Consigne a: Traduisez en anglais cette phrase de la lettre : « J’ai un pressentiment que je ne vivrai pas longtemps et cette pensée me donne encore plus d’impatience, sinon plus d’amour, d’être avec toi, de te voir, de te posséder, de t’admirer, de t’adorer. »

--- Extrait du texte ---

6 avril [1842], mercredi soir, 6 h. ¾
Je t’ai vu partir avec un sentiment indicible de regret et de tristesse, mon adoré. Tu ne peux pas savoir, mon Toto, à quel point ma vie, ma joie et mon bonheur sont avec toi, [illis.] si tu le savais tu comprendrais mon découragement, mon désœuvrement et mon chagrin dès que tu n’es plus avec moi. J’ai un pressentiment que je ne vivrai pas longtemps et cette pensée me donne encore plus d’impatience, sinon plus d’amour, d’être avec toi, de te voir, de te posséder, de t’admirer, de t’adorer. Je sais bien que tu travailles, mon pauvre amour, je ne le sais que trop [2]. Aussi n’est-ce pas un reproche que je te fais, c’est une plainte sur l’affreuse nécessité qui t’oblige à travailler sans relâche pour moi [3]. Mon pauvre adoré, je t’aime trop, je ferais mieux de t’aimer moins, mais ce mieux-là est tout bonnement impossible, il faut m’accepter comme ça, mon adoré, avec ton indulgence et ta bonté accoutumée et m’aimer d’autant plus que je souffre. Quand te verrai-je mon Toto ? Pourvu que ce soit bientôt. En attendant, je baise tes petits pieds ravissants.

---

Consigne b: Listez, en les recopiant, toutes les lignes des entrées qui contiennent la chaîne « value ».

--- Contenu des données ---

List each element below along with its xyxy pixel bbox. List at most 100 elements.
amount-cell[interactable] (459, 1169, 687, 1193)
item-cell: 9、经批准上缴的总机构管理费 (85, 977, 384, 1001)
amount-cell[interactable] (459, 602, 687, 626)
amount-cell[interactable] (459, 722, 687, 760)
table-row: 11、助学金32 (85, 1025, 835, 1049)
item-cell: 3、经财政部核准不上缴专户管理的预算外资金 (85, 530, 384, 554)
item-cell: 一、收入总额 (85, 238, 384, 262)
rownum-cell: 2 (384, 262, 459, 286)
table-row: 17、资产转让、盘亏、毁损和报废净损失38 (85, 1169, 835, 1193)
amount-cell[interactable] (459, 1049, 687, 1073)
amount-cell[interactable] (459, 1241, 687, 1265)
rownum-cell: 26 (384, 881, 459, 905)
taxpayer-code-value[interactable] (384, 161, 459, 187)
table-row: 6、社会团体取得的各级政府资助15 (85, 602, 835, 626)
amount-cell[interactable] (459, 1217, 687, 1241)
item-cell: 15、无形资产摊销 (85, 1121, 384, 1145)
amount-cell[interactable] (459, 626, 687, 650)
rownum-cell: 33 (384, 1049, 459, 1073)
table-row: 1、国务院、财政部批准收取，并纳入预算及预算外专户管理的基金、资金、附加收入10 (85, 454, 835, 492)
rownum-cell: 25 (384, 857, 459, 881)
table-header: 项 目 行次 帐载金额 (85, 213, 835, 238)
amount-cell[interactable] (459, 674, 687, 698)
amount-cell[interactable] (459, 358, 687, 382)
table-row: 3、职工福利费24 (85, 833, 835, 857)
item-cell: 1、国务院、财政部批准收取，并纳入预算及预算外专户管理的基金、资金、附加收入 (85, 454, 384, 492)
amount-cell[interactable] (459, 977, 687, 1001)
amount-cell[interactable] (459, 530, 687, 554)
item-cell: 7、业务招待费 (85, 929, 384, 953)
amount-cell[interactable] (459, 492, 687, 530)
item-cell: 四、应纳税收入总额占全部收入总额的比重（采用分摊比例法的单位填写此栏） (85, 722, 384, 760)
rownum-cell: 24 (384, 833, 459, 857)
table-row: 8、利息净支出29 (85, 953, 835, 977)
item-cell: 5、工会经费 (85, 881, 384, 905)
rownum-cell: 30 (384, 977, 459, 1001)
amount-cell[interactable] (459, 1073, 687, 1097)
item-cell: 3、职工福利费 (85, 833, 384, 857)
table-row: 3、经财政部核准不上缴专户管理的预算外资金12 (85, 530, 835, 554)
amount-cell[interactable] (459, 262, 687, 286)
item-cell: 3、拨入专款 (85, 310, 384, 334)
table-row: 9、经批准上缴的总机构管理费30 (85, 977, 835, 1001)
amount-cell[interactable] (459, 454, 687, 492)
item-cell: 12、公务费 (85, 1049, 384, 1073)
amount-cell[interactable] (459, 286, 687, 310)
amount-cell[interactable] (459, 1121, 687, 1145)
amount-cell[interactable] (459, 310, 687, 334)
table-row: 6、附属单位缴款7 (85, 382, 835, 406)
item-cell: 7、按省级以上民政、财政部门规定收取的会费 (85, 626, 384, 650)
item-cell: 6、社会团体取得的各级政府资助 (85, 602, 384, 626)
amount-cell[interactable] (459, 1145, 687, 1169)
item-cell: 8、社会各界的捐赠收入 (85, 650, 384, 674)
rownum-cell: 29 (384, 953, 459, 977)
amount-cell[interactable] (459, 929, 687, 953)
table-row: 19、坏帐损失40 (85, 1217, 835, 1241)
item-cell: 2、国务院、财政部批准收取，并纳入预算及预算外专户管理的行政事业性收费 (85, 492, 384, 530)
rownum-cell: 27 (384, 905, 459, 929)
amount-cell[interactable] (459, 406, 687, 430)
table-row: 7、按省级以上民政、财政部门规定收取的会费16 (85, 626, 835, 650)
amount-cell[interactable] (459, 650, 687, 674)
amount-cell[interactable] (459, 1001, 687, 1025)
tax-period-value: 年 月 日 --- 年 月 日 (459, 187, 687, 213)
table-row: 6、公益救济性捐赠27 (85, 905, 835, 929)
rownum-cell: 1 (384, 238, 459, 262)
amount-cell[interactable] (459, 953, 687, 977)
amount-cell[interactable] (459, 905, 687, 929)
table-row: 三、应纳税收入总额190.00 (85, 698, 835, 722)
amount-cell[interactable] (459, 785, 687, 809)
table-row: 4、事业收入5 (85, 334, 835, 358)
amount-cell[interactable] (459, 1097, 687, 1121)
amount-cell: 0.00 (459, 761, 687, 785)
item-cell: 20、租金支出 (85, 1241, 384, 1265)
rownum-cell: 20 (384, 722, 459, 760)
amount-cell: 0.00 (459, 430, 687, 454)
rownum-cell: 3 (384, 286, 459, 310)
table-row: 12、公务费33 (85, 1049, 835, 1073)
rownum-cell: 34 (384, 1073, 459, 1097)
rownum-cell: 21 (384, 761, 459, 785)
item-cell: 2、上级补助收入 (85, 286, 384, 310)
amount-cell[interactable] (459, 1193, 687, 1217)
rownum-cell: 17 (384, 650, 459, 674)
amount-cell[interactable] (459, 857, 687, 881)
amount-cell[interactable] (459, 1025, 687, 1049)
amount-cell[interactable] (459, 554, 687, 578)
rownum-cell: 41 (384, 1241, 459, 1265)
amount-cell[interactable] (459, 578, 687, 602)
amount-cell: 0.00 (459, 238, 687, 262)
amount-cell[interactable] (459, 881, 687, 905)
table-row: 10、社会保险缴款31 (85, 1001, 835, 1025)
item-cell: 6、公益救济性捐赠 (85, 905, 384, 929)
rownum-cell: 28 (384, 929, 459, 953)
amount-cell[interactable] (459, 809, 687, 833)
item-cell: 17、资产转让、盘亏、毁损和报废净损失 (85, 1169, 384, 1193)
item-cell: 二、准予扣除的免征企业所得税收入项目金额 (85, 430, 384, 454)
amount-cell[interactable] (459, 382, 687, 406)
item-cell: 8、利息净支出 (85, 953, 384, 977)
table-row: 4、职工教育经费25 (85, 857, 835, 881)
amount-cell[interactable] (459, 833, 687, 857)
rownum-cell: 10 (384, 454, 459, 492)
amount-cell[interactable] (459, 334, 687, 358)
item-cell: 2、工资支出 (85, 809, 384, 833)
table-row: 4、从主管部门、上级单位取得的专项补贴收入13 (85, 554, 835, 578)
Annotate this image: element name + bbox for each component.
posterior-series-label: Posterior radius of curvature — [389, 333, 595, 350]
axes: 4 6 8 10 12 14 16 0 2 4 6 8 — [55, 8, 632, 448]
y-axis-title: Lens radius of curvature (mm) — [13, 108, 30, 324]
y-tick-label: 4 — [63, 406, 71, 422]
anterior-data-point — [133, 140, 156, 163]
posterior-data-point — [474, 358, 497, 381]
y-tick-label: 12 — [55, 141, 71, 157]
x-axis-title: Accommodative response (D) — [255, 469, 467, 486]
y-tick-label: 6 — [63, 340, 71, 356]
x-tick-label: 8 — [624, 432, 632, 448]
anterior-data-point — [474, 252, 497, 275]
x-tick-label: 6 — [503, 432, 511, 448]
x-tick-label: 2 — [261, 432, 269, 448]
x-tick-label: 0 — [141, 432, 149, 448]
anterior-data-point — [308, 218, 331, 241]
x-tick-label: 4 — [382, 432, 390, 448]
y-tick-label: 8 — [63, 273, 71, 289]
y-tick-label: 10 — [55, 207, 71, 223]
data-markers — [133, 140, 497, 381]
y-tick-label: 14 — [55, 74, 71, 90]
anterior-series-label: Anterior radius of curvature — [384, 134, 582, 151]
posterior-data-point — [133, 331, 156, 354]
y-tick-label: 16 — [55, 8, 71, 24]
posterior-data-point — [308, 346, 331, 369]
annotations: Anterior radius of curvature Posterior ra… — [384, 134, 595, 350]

---

Réponse finale a: I have a presentiment that I will not live long, and this thought gives me still more impatience, if not more love, to be with you, to see you, to possess you, to admire you, to adore you.

Réponse finale b:
taxpayer-code-value[interactable] (384, 161, 459, 187)
tax-period-value: 年 月 日 --- 年 月 日 (459, 187, 687, 213)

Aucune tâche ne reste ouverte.